Description of the task: Using the listing below, select the lines with the word "name" and copy them.

start Given data

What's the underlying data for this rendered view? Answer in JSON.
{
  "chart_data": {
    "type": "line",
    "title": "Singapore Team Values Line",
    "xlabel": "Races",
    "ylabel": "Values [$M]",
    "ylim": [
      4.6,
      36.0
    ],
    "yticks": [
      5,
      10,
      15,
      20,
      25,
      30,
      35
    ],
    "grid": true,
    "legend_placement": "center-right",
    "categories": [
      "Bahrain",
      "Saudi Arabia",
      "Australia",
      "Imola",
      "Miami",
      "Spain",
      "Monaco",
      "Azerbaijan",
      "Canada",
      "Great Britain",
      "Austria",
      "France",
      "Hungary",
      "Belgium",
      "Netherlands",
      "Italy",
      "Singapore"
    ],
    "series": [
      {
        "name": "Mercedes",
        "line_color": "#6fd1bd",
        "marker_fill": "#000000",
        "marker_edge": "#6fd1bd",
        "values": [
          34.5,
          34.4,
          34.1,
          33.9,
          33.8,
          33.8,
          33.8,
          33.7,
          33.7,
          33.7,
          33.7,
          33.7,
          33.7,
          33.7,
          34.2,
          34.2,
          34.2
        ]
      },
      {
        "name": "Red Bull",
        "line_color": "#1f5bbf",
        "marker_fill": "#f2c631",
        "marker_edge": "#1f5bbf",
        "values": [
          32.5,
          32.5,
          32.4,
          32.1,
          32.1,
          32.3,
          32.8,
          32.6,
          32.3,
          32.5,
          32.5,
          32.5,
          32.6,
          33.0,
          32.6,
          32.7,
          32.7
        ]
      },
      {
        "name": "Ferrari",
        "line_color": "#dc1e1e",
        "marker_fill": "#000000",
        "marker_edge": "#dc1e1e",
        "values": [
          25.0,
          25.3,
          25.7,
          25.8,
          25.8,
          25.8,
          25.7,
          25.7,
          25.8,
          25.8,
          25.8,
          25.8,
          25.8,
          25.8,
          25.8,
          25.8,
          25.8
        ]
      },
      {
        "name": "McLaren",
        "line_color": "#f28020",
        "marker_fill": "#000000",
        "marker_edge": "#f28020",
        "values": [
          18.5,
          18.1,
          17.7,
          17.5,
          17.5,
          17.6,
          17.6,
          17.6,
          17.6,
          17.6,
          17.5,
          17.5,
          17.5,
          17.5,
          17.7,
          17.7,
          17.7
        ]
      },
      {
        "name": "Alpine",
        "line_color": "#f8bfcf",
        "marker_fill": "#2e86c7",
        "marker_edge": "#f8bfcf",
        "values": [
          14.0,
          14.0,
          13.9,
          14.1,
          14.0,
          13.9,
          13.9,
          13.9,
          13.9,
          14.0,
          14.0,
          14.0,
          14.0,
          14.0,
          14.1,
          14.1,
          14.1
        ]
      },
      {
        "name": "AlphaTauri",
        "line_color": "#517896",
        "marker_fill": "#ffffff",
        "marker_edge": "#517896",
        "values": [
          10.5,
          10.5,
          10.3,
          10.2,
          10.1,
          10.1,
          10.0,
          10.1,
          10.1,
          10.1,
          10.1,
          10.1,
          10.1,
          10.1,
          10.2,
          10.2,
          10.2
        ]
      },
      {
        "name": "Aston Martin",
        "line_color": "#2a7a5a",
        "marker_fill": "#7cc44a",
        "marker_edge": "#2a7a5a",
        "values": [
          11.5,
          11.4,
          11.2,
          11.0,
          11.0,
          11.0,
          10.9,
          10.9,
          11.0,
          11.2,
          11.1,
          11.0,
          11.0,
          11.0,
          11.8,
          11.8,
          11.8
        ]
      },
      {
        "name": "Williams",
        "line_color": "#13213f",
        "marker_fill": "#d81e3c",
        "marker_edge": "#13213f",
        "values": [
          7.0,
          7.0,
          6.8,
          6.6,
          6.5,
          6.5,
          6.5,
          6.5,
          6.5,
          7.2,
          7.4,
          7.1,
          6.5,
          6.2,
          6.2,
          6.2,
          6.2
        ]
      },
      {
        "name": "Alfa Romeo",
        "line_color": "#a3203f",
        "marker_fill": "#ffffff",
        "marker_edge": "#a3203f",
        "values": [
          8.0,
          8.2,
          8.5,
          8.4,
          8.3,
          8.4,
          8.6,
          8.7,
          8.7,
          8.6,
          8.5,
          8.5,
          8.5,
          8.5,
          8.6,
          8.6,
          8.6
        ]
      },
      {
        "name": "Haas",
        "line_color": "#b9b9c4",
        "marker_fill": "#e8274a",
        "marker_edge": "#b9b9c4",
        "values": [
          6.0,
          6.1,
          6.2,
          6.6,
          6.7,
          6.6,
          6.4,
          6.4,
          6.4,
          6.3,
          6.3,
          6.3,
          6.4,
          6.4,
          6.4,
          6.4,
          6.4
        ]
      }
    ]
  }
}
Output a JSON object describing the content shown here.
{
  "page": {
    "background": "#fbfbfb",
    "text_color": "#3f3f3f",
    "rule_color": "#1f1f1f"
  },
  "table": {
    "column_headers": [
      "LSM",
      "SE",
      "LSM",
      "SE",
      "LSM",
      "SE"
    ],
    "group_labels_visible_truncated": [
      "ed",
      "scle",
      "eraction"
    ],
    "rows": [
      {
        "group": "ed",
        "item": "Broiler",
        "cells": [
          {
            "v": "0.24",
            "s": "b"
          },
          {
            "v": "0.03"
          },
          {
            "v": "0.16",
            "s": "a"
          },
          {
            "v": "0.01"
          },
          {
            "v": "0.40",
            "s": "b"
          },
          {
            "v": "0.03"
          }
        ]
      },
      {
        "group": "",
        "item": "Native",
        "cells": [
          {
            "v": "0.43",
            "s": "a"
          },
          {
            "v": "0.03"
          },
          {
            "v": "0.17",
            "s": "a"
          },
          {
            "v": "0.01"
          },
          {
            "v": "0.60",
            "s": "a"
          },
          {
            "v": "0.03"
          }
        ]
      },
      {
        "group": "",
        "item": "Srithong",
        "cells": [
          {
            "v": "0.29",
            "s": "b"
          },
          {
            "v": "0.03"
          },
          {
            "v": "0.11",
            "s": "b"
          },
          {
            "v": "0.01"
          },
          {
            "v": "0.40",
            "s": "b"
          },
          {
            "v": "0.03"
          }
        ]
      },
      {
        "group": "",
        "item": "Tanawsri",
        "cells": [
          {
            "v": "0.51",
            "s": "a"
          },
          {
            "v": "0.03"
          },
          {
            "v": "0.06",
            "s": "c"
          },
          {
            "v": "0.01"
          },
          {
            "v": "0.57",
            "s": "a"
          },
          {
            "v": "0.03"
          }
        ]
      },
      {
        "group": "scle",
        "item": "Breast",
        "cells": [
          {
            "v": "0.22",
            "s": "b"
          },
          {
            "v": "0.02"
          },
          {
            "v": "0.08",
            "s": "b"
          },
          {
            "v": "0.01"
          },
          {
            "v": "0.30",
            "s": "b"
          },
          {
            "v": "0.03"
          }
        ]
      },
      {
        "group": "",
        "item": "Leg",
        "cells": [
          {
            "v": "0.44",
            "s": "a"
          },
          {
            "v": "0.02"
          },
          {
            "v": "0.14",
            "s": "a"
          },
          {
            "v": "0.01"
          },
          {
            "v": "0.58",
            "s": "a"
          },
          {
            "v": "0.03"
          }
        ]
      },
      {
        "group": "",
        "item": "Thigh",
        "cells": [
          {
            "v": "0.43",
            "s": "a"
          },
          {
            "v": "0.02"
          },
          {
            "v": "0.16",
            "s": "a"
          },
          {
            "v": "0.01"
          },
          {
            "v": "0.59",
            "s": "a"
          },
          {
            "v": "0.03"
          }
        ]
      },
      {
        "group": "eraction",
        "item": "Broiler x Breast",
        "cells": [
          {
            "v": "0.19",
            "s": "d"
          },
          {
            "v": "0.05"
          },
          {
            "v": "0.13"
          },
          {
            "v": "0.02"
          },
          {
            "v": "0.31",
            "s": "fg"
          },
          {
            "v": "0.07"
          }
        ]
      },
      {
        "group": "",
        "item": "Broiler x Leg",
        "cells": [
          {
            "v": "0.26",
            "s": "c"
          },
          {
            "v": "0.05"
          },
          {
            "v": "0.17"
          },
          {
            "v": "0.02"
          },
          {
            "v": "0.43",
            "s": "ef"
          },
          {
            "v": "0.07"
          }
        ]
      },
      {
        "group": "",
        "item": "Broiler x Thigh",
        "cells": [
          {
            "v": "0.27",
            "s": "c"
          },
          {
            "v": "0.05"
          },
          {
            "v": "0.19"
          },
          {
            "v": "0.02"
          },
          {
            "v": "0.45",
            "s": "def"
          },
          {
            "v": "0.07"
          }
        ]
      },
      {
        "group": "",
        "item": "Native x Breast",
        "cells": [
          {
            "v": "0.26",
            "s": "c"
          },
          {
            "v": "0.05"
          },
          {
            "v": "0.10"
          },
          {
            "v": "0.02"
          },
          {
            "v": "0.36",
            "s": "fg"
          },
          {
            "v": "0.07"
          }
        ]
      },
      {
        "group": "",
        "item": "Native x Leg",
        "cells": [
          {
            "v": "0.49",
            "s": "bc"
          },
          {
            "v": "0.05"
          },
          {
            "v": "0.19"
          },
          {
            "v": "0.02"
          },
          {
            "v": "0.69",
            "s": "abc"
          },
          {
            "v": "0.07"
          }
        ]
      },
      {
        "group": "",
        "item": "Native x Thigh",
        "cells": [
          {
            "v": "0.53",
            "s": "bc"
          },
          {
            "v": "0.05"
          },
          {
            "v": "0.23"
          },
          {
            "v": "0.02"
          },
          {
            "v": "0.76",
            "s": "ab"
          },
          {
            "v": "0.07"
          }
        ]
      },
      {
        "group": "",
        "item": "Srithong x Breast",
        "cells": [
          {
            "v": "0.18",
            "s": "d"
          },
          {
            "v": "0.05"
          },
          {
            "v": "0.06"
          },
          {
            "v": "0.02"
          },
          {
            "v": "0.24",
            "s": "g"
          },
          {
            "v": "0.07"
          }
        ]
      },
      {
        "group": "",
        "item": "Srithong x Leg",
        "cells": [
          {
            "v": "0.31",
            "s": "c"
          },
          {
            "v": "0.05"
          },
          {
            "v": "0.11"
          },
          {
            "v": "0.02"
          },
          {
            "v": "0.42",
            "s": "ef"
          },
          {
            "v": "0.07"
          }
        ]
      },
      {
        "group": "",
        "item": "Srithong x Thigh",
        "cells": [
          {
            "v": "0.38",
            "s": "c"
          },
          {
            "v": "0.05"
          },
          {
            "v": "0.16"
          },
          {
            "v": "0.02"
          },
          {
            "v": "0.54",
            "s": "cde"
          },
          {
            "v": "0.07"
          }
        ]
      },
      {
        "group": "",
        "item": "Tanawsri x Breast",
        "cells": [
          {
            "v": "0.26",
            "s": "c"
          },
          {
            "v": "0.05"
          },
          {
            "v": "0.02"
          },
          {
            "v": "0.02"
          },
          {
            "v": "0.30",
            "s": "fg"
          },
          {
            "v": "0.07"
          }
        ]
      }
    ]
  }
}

end Given data

Response to the task:
        "name": "Mercedes",
        "name": "Red Bull",
        "name": "Ferrari",
        "name": "McLaren",
        "name": "Alpine",
        "name": "AlphaTauri",
        "name": "Aston Martin",
        "name": "Williams",
        "name": "Alfa Romeo",
        "name": "Haas",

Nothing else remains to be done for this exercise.